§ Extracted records
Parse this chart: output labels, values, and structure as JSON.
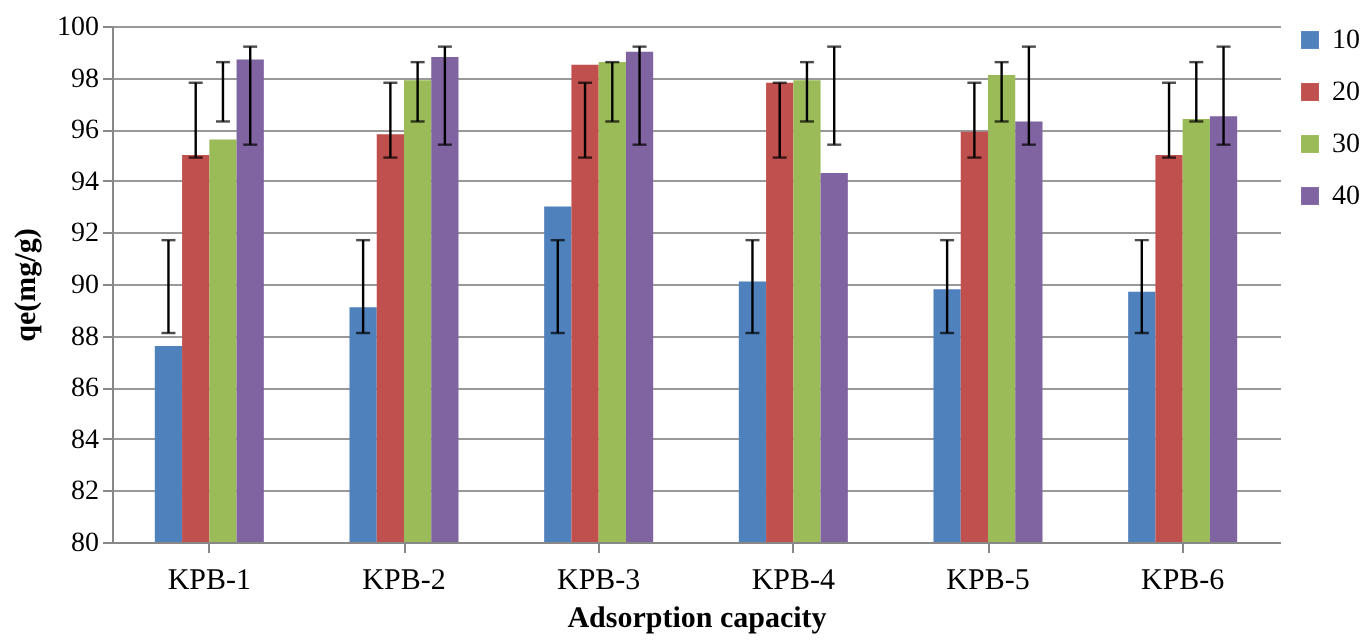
{
  "chart_data": {
    "type": "bar",
    "xlabel": "Adsorption capacity",
    "ylabel": "qe(mg/g)",
    "categories": [
      "KPB-1",
      "KPB-2",
      "KPB-3",
      "KPB-4",
      "KPB-5",
      "KPB-6"
    ],
    "series": [
      {
        "name": "10",
        "color": "#4f81bd",
        "values": [
          87.6,
          89.1,
          93.0,
          90.1,
          89.8,
          89.7
        ],
        "errors": [
          [
            88.1,
            91.7
          ],
          [
            88.1,
            91.7
          ],
          [
            88.1,
            91.7
          ],
          [
            88.1,
            91.7
          ],
          [
            88.1,
            91.7
          ],
          [
            88.1,
            91.7
          ]
        ]
      },
      {
        "name": "20",
        "color": "#c0504d",
        "values": [
          95.0,
          95.8,
          98.5,
          97.8,
          95.9,
          95.0
        ],
        "errors": [
          [
            94.9,
            97.8
          ],
          [
            94.9,
            97.8
          ],
          [
            94.9,
            97.8
          ],
          [
            94.9,
            97.8
          ],
          [
            94.9,
            97.8
          ],
          [
            94.9,
            97.8
          ]
        ]
      },
      {
        "name": "30",
        "color": "#9bbb59",
        "values": [
          95.6,
          97.9,
          98.6,
          97.9,
          98.1,
          96.4
        ],
        "errors": [
          [
            96.3,
            98.6
          ],
          [
            96.3,
            98.6
          ],
          [
            96.3,
            98.6
          ],
          [
            96.3,
            98.6
          ],
          [
            96.3,
            98.6
          ],
          [
            96.3,
            98.6
          ]
        ]
      },
      {
        "name": "40",
        "color": "#8064a2",
        "values": [
          98.7,
          98.8,
          99.0,
          94.3,
          96.3,
          96.5
        ],
        "errors": [
          [
            95.4,
            99.2
          ],
          [
            95.4,
            99.2
          ],
          [
            95.4,
            99.2
          ],
          [
            95.4,
            99.2
          ],
          [
            95.4,
            99.2
          ],
          [
            95.4,
            99.2
          ]
        ]
      }
    ],
    "ylim": [
      80,
      100
    ],
    "yticks": [
      80,
      82,
      84,
      86,
      88,
      90,
      92,
      94,
      96,
      98,
      100
    ],
    "grid": "y",
    "legend": "right"
  }
}
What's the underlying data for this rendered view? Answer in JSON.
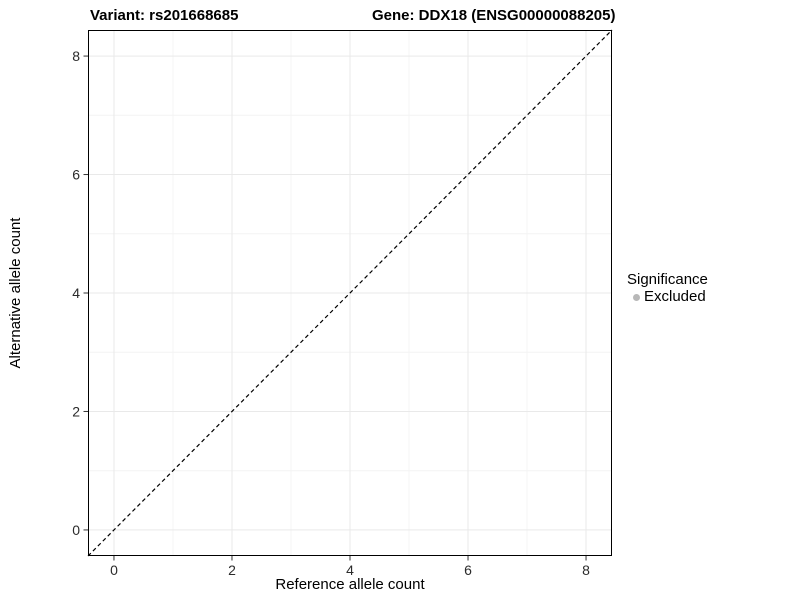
{
  "chart_data": {
    "type": "scatter",
    "title_left": "Variant: rs201668685",
    "title_right": "Gene: DDX18 (ENSG00000088205)",
    "xlabel": "Reference allele count",
    "ylabel": "Alternative allele count",
    "xlim": [
      -0.44,
      8.44
    ],
    "ylim": [
      -0.44,
      8.44
    ],
    "xticks": [
      0,
      2,
      4,
      6,
      8
    ],
    "yticks": [
      0,
      2,
      4,
      6,
      8
    ],
    "minor_xticks": [
      1,
      3,
      5,
      7
    ],
    "minor_yticks": [
      1,
      3,
      5,
      7
    ],
    "points": [],
    "reference_line": {
      "kind": "identity",
      "slope": 1,
      "intercept": 0,
      "style": "dashed",
      "color": "#000000"
    },
    "grid": {
      "major_color": "#e9e9e9",
      "minor_color": "#f4f4f4"
    },
    "panel_border_color": "#000000",
    "tick_color": "#333333",
    "legend": {
      "title": "Significance",
      "position": "right",
      "items": [
        {
          "label": "Excluded",
          "color": "#b8b8b8"
        }
      ]
    }
  }
}
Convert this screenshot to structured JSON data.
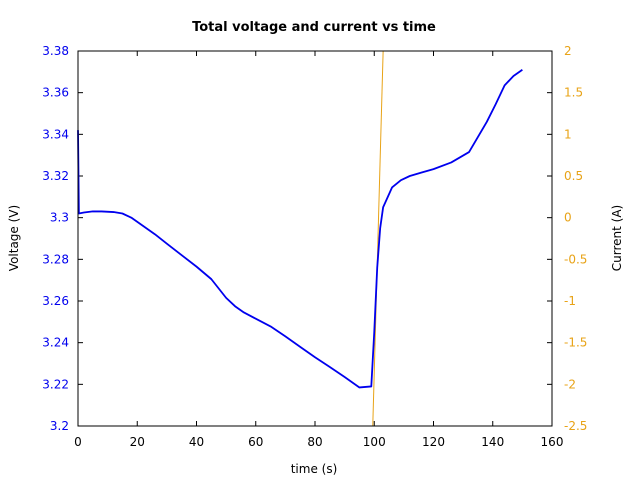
{
  "chart_data": {
    "type": "line",
    "title": "Total voltage and current vs time",
    "xlabel": "time (s)",
    "ylabel": "Voltage (V)",
    "y2label": "Current (A)",
    "xlim": [
      0,
      160
    ],
    "ylim": [
      3.2,
      3.38
    ],
    "y2lim": [
      -2.5,
      2
    ],
    "xticks": [
      "0",
      "20",
      "40",
      "60",
      "80",
      "100",
      "120",
      "140",
      "160"
    ],
    "yticks": [
      "3.2",
      "3.22",
      "3.24",
      "3.26",
      "3.28",
      "3.3",
      "3.32",
      "3.34",
      "3.36",
      "3.38"
    ],
    "y2ticks": [
      "-2.5",
      "-2",
      "-1.5",
      "-1",
      "-0.5",
      "0",
      "0.5",
      "1",
      "1.5",
      "2"
    ],
    "grid": false,
    "legend": null,
    "colors": {
      "voltage": "#0000ee",
      "current": "#e8a317",
      "voltage_axis": "#0000ee",
      "current_axis": "#e8a317"
    },
    "series": [
      {
        "name": "Voltage",
        "axis": "left",
        "x": [
          0,
          0.3,
          2,
          5,
          8,
          12,
          15,
          18,
          22,
          26,
          30,
          35,
          40,
          45,
          50,
          53,
          56,
          60,
          65,
          70,
          75,
          80,
          85,
          90,
          95,
          99,
          100,
          101,
          102,
          103,
          106,
          109,
          112,
          116,
          120,
          126,
          132,
          138,
          141,
          144,
          147,
          150
        ],
        "y": [
          3.342,
          3.302,
          3.3025,
          3.303,
          3.303,
          3.3027,
          3.302,
          3.3,
          3.296,
          3.292,
          3.2875,
          3.282,
          3.2765,
          3.2705,
          3.2615,
          3.2575,
          3.2545,
          3.2515,
          3.2478,
          3.243,
          3.238,
          3.233,
          3.2283,
          3.2235,
          3.2185,
          3.219,
          3.245,
          3.276,
          3.295,
          3.305,
          3.3145,
          3.318,
          3.32,
          3.3217,
          3.3233,
          3.3265,
          3.3315,
          3.346,
          3.3545,
          3.3635,
          3.368,
          3.371
        ]
      },
      {
        "name": "Current",
        "axis": "right",
        "x": [
          99.5,
          103
        ],
        "y": [
          -2.5,
          2
        ]
      }
    ]
  }
}
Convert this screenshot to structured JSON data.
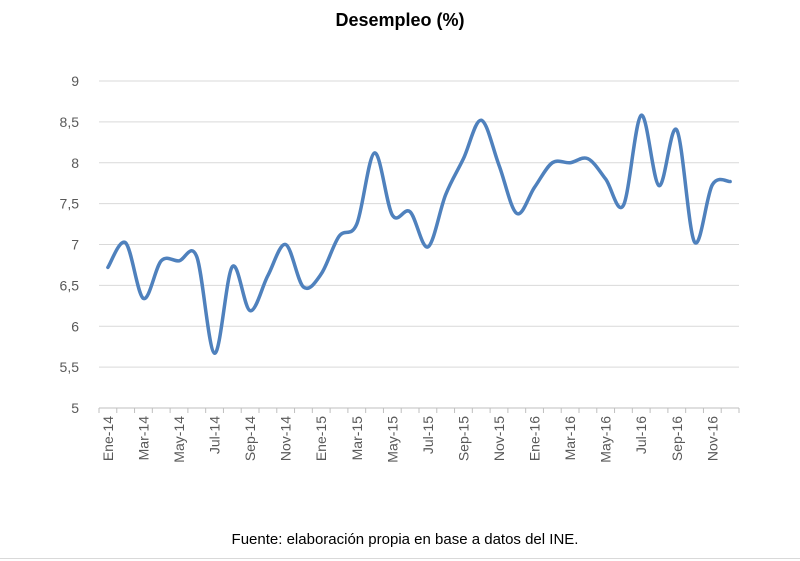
{
  "chart_data": {
    "type": "line",
    "title": "Desempleo (%)",
    "xlabel": "",
    "ylabel": "",
    "ylim": [
      5,
      9
    ],
    "yticks": [
      "5",
      "5,5",
      "6",
      "6,5",
      "7",
      "7,5",
      "8",
      "8,5",
      "9"
    ],
    "grid": true,
    "x_tick_labels": [
      "Ene-14",
      "Mar-14",
      "May-14",
      "Jul-14",
      "Sep-14",
      "Nov-14",
      "Ene-15",
      "Mar-15",
      "May-15",
      "Jul-15",
      "Sep-15",
      "Nov-15",
      "Ene-16",
      "Mar-16",
      "May-16",
      "Jul-16",
      "Sep-16",
      "Nov-16"
    ],
    "series": [
      {
        "color": "#4f81bd",
        "x": [
          "Ene-14",
          "Feb-14",
          "Mar-14",
          "Abr-14",
          "May-14",
          "Jun-14",
          "Jul-14",
          "Ago-14",
          "Sep-14",
          "Oct-14",
          "Nov-14",
          "Dic-14",
          "Ene-15",
          "Feb-15",
          "Mar-15",
          "Abr-15",
          "May-15",
          "Jun-15",
          "Jul-15",
          "Ago-15",
          "Sep-15",
          "Oct-15",
          "Nov-15",
          "Dic-15",
          "Ene-16",
          "Feb-16",
          "Mar-16",
          "Abr-16",
          "May-16",
          "Jun-16",
          "Jul-16",
          "Ago-16",
          "Sep-16",
          "Oct-16",
          "Nov-16",
          "Dic-16"
        ],
        "values": [
          6.72,
          7.02,
          6.34,
          6.8,
          6.8,
          6.85,
          5.67,
          6.73,
          6.19,
          6.62,
          7.0,
          6.48,
          6.64,
          7.1,
          7.25,
          8.12,
          7.36,
          7.4,
          6.97,
          7.61,
          8.05,
          8.52,
          7.97,
          7.38,
          7.7,
          8.0,
          8.0,
          8.05,
          7.8,
          7.48,
          8.58,
          7.72,
          8.4,
          7.03,
          7.73,
          7.77
        ]
      }
    ]
  },
  "footer": {
    "source": "Fuente: elaboración propia en base a datos del INE."
  }
}
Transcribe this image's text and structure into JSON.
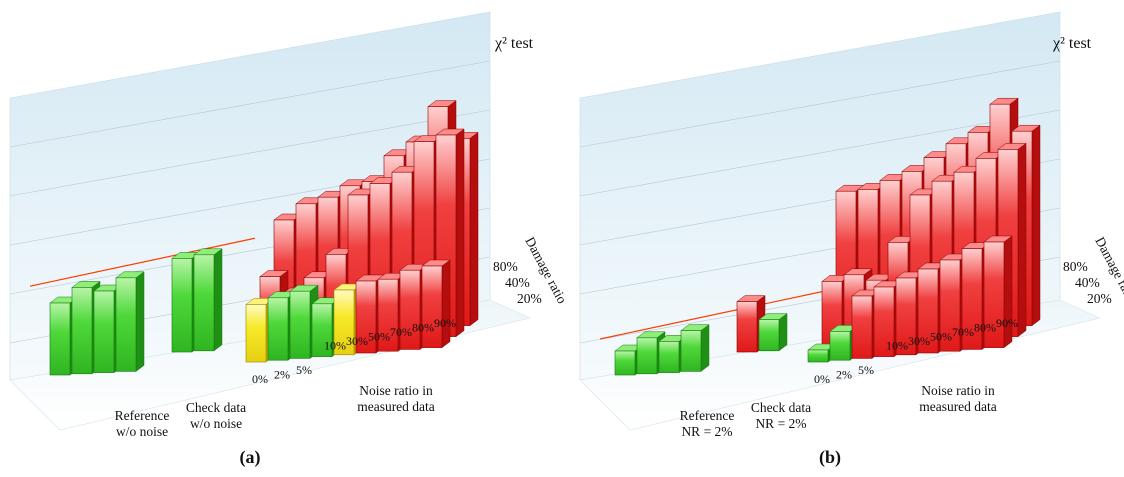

§ Objective
Find each line holding the string "allele" and copy it out.

§ Written solution
    "xlabel": "Reference allele count",
    "ylabel": "Alternative allele count",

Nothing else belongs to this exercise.